Supplied data:
━━━━

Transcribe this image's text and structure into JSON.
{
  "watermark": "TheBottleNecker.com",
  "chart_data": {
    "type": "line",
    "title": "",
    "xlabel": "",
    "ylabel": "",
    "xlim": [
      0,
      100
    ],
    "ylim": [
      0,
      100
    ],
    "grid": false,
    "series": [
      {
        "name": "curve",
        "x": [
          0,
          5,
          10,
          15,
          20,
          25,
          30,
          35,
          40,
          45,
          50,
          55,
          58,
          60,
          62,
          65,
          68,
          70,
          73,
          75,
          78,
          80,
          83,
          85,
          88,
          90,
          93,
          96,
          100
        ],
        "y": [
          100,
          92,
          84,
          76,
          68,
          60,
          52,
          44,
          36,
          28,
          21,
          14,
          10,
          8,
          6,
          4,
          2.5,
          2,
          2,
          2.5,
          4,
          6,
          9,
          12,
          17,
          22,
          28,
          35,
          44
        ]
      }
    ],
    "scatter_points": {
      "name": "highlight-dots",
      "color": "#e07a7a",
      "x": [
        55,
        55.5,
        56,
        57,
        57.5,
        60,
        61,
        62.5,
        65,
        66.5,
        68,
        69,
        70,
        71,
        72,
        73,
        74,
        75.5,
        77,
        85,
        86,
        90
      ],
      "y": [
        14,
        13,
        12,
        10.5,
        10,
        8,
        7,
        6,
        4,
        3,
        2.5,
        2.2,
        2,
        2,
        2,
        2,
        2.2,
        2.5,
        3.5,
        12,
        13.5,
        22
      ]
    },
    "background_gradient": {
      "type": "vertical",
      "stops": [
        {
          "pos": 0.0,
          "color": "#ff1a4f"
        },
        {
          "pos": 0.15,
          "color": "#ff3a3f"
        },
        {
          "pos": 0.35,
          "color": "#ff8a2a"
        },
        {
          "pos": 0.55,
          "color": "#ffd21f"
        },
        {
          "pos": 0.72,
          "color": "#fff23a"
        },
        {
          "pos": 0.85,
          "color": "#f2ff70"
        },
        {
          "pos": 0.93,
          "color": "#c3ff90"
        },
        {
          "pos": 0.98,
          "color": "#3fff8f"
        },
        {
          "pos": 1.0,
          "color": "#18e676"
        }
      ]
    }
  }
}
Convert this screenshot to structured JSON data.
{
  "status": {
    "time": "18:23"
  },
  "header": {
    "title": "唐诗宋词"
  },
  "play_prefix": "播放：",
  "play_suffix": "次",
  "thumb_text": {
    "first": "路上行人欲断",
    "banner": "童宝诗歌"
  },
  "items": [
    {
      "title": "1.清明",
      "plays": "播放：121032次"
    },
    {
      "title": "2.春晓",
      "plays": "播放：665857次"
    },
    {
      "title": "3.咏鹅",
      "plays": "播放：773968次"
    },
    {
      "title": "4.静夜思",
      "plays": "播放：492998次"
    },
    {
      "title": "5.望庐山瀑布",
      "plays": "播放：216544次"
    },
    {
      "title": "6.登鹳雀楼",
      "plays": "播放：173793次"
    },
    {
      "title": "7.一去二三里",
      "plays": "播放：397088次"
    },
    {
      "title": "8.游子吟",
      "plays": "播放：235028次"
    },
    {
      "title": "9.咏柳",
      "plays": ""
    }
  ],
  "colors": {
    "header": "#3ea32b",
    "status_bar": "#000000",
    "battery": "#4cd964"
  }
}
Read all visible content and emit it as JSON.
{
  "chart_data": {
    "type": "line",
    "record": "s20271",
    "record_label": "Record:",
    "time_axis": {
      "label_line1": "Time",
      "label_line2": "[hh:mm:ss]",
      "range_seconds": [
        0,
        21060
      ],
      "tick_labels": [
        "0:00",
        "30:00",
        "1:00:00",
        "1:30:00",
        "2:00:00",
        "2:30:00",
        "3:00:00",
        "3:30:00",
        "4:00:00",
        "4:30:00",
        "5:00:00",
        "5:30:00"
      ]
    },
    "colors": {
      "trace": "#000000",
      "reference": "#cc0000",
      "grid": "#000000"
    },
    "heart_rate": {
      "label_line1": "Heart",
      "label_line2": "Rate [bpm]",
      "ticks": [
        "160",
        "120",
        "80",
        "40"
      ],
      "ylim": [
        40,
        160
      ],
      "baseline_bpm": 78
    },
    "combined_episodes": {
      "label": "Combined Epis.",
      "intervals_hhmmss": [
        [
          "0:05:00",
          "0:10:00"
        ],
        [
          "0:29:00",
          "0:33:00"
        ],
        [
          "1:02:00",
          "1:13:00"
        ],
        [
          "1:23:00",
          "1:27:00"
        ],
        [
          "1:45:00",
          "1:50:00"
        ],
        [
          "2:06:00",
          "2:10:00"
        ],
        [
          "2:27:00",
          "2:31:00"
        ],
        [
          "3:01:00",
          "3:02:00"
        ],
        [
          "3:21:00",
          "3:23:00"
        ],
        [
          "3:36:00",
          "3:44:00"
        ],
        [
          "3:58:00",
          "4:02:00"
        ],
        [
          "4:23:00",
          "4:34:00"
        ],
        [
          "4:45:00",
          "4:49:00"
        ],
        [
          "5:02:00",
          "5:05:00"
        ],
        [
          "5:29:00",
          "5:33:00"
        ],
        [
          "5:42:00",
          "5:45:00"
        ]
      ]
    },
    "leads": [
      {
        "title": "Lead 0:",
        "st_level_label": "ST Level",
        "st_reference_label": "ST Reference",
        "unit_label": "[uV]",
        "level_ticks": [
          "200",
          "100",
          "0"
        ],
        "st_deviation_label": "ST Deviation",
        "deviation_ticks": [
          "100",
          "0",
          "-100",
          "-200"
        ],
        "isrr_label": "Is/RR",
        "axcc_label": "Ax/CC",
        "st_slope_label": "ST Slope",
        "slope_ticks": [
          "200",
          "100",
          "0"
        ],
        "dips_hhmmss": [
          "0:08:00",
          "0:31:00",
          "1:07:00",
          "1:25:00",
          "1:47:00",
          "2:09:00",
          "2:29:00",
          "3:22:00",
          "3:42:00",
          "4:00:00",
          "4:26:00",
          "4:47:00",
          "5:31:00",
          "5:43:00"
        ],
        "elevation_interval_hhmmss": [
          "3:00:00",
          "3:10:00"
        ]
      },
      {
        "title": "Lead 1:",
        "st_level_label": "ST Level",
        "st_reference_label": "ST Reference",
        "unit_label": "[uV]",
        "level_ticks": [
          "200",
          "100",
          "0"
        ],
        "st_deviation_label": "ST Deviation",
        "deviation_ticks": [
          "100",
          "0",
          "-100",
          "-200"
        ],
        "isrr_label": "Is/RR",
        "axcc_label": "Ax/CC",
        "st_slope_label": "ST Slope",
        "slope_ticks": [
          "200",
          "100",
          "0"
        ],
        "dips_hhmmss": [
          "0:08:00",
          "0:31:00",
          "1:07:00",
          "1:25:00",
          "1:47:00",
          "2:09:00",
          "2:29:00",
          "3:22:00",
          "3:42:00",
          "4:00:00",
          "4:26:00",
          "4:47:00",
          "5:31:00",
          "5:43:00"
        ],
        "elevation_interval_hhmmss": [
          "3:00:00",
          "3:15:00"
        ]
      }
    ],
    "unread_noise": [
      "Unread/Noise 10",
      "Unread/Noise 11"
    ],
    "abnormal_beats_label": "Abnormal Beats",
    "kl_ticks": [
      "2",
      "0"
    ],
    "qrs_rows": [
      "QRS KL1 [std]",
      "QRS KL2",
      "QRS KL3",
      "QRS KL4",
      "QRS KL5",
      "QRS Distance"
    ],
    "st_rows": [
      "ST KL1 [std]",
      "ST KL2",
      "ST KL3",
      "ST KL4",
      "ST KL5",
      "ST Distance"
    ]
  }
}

━━━━

Required work: Repeat the whole listing exactly, keeping every line intact.

Solution for this problem:
Transcribe this image's text and structure into JSON.
{
  "watermark": "TheBottleNecker.com",
  "chart_data": {
    "type": "line",
    "title": "",
    "xlabel": "",
    "ylabel": "",
    "xlim": [
      0,
      100
    ],
    "ylim": [
      0,
      100
    ],
    "grid": false,
    "series": [
      {
        "name": "curve",
        "x": [
          0,
          5,
          10,
          15,
          20,
          25,
          30,
          35,
          40,
          45,
          50,
          55,
          58,
          60,
          62,
          65,
          68,
          70,
          73,
          75,
          78,
          80,
          83,
          85,
          88,
          90,
          93,
          96,
          100
        ],
        "y": [
          100,
          92,
          84,
          76,
          68,
          60,
          52,
          44,
          36,
          28,
          21,
          14,
          10,
          8,
          6,
          4,
          2.5,
          2,
          2,
          2.5,
          4,
          6,
          9,
          12,
          17,
          22,
          28,
          35,
          44
        ]
      }
    ],
    "scatter_points": {
      "name": "highlight-dots",
      "color": "#e07a7a",
      "x": [
        55,
        55.5,
        56,
        57,
        57.5,
        60,
        61,
        62.5,
        65,
        66.5,
        68,
        69,
        70,
        71,
        72,
        73,
        74,
        75.5,
        77,
        85,
        86,
        90
      ],
      "y": [
        14,
        13,
        12,
        10.5,
        10,
        8,
        7,
        6,
        4,
        3,
        2.5,
        2.2,
        2,
        2,
        2,
        2,
        2.2,
        2.5,
        3.5,
        12,
        13.5,
        22
      ]
    },
    "background_gradient": {
      "type": "vertical",
      "stops": [
        {
          "pos": 0.0,
          "color": "#ff1a4f"
        },
        {
          "pos": 0.15,
          "color": "#ff3a3f"
        },
        {
          "pos": 0.35,
          "color": "#ff8a2a"
        },
        {
          "pos": 0.55,
          "color": "#ffd21f"
        },
        {
          "pos": 0.72,
          "color": "#fff23a"
        },
        {
          "pos": 0.85,
          "color": "#f2ff70"
        },
        {
          "pos": 0.93,
          "color": "#c3ff90"
        },
        {
          "pos": 0.98,
          "color": "#3fff8f"
        },
        {
          "pos": 1.0,
          "color": "#18e676"
        }
      ]
    }
  }
}
Convert this screenshot to structured JSON data.
{
  "status": {
    "time": "18:23"
  },
  "header": {
    "title": "唐诗宋词"
  },
  "play_prefix": "播放：",
  "play_suffix": "次",
  "thumb_text": {
    "first": "路上行人欲断",
    "banner": "童宝诗歌"
  },
  "items": [
    {
      "title": "1.清明",
      "plays": "播放：121032次"
    },
    {
      "title": "2.春晓",
      "plays": "播放：665857次"
    },
    {
      "title": "3.咏鹅",
      "plays": "播放：773968次"
    },
    {
      "title": "4.静夜思",
      "plays": "播放：492998次"
    },
    {
      "title": "5.望庐山瀑布",
      "plays": "播放：216544次"
    },
    {
      "title": "6.登鹳雀楼",
      "plays": "播放：173793次"
    },
    {
      "title": "7.一去二三里",
      "plays": "播放：397088次"
    },
    {
      "title": "8.游子吟",
      "plays": "播放：235028次"
    },
    {
      "title": "9.咏柳",
      "plays": ""
    }
  ],
  "colors": {
    "header": "#3ea32b",
    "status_bar": "#000000",
    "battery": "#4cd964"
  }
}
Read all visible content and emit it as JSON.
{
  "chart_data": {
    "type": "line",
    "record": "s20271",
    "record_label": "Record:",
    "time_axis": {
      "label_line1": "Time",
      "label_line2": "[hh:mm:ss]",
      "range_seconds": [
        0,
        21060
      ],
      "tick_labels": [
        "0:00",
        "30:00",
        "1:00:00",
        "1:30:00",
        "2:00:00",
        "2:30:00",
        "3:00:00",
        "3:30:00",
        "4:00:00",
        "4:30:00",
        "5:00:00",
        "5:30:00"
      ]
    },
    "colors": {
      "trace": "#000000",
      "reference": "#cc0000",
      "grid": "#000000"
    },
    "heart_rate": {
      "label_line1": "Heart",
      "label_line2": "Rate [bpm]",
      "ticks": [
        "160",
        "120",
        "80",
        "40"
      ],
      "ylim": [
        40,
        160
      ],
      "baseline_bpm": 78
    },
    "combined_episodes": {
      "label": "Combined Epis.",
      "intervals_hhmmss": [
        [
          "0:05:00",
          "0:10:00"
        ],
        [
          "0:29:00",
          "0:33:00"
        ],
        [
          "1:02:00",
          "1:13:00"
        ],
        [
          "1:23:00",
          "1:27:00"
        ],
        [
          "1:45:00",
          "1:50:00"
        ],
        [
          "2:06:00",
          "2:10:00"
        ],
        [
          "2:27:00",
          "2:31:00"
        ],
        [
          "3:01:00",
          "3:02:00"
        ],
        [
          "3:21:00",
          "3:23:00"
        ],
        [
          "3:36:00",
          "3:44:00"
        ],
        [
          "3:58:00",
          "4:02:00"
        ],
        [
          "4:23:00",
          "4:34:00"
        ],
        [
          "4:45:00",
          "4:49:00"
        ],
        [
          "5:02:00",
          "5:05:00"
        ],
        [
          "5:29:00",
          "5:33:00"
        ],
        [
          "5:42:00",
          "5:45:00"
        ]
      ]
    },
    "leads": [
      {
        "title": "Lead 0:",
        "st_level_label": "ST Level",
        "st_reference_label": "ST Reference",
        "unit_label": "[uV]",
        "level_ticks": [
          "200",
          "100",
          "0"
        ],
        "st_deviation_label": "ST Deviation",
        "deviation_ticks": [
          "100",
          "0",
          "-100",
          "-200"
        ],
        "isrr_label": "Is/RR",
        "axcc_label": "Ax/CC",
        "st_slope_label": "ST Slope",
        "slope_ticks": [
          "200",
          "100",
          "0"
        ],
        "dips_hhmmss": [
          "0:08:00",
          "0:31:00",
          "1:07:00",
          "1:25:00",
          "1:47:00",
          "2:09:00",
          "2:29:00",
          "3:22:00",
          "3:42:00",
          "4:00:00",
          "4:26:00",
          "4:47:00",
          "5:31:00",
          "5:43:00"
        ],
        "elevation_interval_hhmmss": [
          "3:00:00",
          "3:10:00"
        ]
      },
      {
        "title": "Lead 1:",
        "st_level_label": "ST Level",
        "st_reference_label": "ST Reference",
        "unit_label": "[uV]",
        "level_ticks": [
          "200",
          "100",
          "0"
        ],
        "st_deviation_label": "ST Deviation",
        "deviation_ticks": [
          "100",
          "0",
          "-100",
          "-200"
        ],
        "isrr_label": "Is/RR",
        "axcc_label": "Ax/CC",
        "st_slope_label": "ST Slope",
        "slope_ticks": [
          "200",
          "100",
          "0"
        ],
        "dips_hhmmss": [
          "0:08:00",
          "0:31:00",
          "1:07:00",
          "1:25:00",
          "1:47:00",
          "2:09:00",
          "2:29:00",
          "3:22:00",
          "3:42:00",
          "4:00:00",
          "4:26:00",
          "4:47:00",
          "5:31:00",
          "5:43:00"
        ],
        "elevation_interval_hhmmss": [
          "3:00:00",
          "3:15:00"
        ]
      }
    ],
    "unread_noise": [
      "Unread/Noise 10",
      "Unread/Noise 11"
    ],
    "abnormal_beats_label": "Abnormal Beats",
    "kl_ticks": [
      "2",
      "0"
    ],
    "qrs_rows": [
      "QRS KL1 [std]",
      "QRS KL2",
      "QRS KL3",
      "QRS KL4",
      "QRS KL5",
      "QRS Distance"
    ],
    "st_rows": [
      "ST KL1 [std]",
      "ST KL2",
      "ST KL3",
      "ST KL4",
      "ST KL5",
      "ST Distance"
    ]
  }
}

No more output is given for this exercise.